Extracted information:

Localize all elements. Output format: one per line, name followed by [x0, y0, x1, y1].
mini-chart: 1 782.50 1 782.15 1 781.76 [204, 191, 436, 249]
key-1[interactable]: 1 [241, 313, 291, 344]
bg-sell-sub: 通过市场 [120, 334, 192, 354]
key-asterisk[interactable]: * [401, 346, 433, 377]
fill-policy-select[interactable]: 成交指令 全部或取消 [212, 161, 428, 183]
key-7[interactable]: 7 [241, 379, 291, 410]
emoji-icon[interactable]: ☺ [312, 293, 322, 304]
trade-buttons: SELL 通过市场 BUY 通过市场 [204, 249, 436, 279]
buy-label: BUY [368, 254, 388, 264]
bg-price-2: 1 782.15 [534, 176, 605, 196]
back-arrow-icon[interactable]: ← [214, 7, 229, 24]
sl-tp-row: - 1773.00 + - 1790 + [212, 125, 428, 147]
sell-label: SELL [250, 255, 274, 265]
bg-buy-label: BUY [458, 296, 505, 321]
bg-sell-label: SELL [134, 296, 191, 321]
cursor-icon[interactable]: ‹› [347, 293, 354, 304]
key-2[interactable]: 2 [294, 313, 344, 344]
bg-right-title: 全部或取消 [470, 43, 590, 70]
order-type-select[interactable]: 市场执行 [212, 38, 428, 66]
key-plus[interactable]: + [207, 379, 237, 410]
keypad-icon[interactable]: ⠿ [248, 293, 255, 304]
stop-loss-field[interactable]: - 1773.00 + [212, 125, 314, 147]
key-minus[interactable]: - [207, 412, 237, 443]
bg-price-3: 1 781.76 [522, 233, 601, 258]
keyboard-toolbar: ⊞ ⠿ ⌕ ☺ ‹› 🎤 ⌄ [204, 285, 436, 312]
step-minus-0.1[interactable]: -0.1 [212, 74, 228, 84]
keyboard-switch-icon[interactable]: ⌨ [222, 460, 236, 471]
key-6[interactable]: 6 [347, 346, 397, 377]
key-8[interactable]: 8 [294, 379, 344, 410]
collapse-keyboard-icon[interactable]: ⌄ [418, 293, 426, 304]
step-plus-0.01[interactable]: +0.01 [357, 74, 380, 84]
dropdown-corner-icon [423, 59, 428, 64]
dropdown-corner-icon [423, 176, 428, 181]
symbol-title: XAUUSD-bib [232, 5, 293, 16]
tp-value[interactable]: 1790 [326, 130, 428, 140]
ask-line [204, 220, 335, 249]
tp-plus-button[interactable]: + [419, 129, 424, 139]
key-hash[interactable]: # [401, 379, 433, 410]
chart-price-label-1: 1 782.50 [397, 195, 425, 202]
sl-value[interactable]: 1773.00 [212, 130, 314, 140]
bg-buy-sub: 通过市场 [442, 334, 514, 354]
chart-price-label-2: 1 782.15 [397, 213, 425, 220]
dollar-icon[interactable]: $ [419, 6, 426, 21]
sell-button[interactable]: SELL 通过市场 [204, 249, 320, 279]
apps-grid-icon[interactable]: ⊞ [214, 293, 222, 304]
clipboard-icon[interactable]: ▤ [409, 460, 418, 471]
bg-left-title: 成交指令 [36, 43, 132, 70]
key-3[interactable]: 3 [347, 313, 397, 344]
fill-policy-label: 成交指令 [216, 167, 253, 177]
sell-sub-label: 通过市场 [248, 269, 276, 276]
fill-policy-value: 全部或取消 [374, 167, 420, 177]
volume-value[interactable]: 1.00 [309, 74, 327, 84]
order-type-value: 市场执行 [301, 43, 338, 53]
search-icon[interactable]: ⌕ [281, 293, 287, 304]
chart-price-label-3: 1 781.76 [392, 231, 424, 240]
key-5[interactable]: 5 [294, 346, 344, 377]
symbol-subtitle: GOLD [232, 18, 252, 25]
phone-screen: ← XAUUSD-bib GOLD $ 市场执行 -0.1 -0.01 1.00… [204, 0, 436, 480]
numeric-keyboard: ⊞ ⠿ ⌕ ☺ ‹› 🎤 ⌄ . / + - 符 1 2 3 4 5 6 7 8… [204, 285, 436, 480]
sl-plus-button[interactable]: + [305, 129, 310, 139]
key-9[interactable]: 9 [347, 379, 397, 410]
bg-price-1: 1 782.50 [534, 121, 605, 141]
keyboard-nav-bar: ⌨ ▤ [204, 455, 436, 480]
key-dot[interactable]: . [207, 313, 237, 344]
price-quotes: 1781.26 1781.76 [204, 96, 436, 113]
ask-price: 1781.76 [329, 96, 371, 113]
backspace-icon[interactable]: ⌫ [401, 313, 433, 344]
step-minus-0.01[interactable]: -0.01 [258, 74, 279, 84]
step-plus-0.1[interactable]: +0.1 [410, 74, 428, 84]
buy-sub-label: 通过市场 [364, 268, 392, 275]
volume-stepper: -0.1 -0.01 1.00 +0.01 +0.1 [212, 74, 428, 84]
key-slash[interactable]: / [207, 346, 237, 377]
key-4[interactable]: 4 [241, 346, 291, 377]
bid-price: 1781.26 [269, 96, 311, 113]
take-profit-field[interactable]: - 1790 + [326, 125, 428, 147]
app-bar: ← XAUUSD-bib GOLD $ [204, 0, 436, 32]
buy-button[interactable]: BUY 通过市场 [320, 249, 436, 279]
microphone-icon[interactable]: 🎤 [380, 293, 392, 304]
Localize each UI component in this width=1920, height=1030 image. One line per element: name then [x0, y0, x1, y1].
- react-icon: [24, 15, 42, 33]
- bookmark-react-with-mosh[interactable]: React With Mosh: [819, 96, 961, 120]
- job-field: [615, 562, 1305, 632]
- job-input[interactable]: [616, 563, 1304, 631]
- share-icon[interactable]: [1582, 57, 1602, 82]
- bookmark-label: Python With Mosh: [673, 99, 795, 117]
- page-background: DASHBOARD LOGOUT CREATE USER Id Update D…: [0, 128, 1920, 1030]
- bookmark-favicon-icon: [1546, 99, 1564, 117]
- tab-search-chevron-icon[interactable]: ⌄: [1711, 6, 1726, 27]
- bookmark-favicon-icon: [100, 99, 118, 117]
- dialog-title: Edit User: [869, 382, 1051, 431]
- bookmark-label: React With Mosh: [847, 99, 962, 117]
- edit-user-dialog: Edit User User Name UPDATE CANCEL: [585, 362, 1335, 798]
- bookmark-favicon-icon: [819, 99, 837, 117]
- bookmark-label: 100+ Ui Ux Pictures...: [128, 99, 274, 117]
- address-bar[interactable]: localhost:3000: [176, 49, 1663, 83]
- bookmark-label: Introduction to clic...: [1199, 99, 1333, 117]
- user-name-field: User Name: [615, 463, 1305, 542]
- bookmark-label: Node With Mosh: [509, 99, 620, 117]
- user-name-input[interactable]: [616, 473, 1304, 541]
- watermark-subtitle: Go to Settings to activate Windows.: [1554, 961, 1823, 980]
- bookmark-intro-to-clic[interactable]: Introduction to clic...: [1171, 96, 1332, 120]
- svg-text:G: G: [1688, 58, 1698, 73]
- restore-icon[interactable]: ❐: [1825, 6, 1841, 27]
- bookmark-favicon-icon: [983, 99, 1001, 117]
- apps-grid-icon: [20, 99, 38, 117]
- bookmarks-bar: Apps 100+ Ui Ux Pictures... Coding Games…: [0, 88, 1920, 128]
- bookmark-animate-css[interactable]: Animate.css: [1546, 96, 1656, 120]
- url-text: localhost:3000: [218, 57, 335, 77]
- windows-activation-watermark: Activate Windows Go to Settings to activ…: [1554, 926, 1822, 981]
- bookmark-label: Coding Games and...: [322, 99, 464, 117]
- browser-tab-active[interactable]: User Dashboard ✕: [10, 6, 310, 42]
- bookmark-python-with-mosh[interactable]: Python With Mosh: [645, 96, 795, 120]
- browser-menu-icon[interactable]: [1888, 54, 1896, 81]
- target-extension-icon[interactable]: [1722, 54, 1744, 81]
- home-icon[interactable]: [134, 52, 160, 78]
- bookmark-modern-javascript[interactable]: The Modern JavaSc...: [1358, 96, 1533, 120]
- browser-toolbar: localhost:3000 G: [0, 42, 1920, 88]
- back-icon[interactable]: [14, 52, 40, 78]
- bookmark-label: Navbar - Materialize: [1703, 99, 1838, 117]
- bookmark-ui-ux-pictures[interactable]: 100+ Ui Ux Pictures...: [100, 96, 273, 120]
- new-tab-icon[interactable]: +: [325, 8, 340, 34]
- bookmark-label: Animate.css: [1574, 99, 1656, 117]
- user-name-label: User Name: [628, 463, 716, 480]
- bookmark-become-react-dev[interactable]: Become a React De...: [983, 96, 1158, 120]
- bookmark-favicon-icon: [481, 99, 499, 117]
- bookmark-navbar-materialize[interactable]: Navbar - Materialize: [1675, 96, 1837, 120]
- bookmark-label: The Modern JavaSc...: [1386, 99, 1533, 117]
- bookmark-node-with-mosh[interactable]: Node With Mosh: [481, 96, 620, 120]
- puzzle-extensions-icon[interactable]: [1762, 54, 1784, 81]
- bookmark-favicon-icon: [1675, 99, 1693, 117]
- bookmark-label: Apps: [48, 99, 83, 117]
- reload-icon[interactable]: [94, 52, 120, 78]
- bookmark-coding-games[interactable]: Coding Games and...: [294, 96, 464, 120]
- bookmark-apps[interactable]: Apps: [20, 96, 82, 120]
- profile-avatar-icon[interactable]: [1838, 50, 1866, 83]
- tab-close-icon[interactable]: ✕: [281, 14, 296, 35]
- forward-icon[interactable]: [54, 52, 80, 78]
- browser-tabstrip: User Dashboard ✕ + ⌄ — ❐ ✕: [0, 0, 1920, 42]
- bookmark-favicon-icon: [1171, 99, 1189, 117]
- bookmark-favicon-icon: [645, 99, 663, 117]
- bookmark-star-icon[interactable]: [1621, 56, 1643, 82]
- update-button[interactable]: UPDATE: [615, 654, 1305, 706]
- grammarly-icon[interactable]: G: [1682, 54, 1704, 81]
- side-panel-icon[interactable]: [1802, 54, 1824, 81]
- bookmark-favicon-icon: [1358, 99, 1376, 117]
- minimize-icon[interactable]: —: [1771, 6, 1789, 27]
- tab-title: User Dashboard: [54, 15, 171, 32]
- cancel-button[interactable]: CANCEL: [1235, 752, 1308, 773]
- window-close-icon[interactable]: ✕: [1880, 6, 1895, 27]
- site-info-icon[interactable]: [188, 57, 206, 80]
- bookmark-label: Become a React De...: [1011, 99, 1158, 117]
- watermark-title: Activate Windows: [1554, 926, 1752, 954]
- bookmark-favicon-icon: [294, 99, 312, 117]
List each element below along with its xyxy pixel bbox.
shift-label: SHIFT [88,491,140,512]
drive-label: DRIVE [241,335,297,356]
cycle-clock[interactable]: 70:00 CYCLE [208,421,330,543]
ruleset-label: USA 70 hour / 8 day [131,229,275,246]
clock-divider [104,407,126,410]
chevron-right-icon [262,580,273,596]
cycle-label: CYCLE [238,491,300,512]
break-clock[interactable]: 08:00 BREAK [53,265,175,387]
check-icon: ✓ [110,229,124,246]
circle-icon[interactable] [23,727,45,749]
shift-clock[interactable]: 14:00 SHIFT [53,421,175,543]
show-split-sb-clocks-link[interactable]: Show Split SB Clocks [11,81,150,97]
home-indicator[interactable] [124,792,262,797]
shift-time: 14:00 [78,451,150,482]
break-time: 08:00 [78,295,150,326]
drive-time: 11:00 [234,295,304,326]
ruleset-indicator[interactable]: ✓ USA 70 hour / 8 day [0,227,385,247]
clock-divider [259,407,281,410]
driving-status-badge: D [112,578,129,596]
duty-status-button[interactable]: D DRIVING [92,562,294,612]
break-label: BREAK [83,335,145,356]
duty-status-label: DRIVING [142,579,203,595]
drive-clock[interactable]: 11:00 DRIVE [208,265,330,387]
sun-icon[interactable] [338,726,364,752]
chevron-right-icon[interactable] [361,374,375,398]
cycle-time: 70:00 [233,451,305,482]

Problem requirements: Write out the rows above without changes, starting with the first one and going on through the row that contains "key-asterisk[interactable]: * [401, 346, 433, 377]".

Correct output:
Localize all elements. Output format: one per line, name followed by [x0, y0, x1, y1].
mini-chart: 1 782.50 1 782.15 1 781.76 [204, 191, 436, 249]
key-1[interactable]: 1 [241, 313, 291, 344]
bg-sell-sub: 通过市场 [120, 334, 192, 354]
key-asterisk[interactable]: * [401, 346, 433, 377]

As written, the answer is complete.